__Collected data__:
::::::::::

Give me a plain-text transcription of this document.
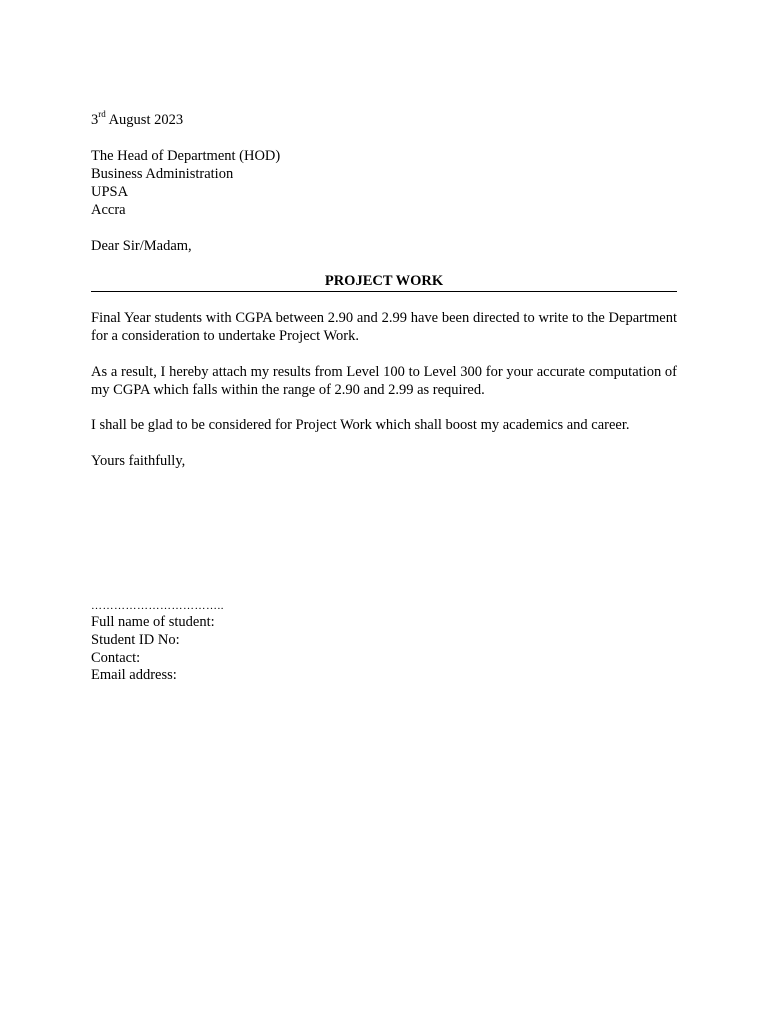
3rd August 2023
The Head of Department (HOD)
Business Administration
UPSA
Accra
Dear Sir/Madam,
PROJECT WORK
Final Year students with CGPA between 2.90 and 2.99 have been directed to write to the Department for a consideration to undertake Project Work.
As a result, I hereby attach my results from Level 100 to Level 300 for your accurate computation of my CGPA which falls within the range of 2.90 and 2.99 as required.
I shall be glad to be considered for Project Work which shall boost my academics and career.
Yours faithfully,
……………………………..
Full name of student:
Student ID No:
Contact:
Email address:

::::::::::

__Given instruction__: Reply with one number only: how many lines of the listing hold "which"?

__Final answer__: 2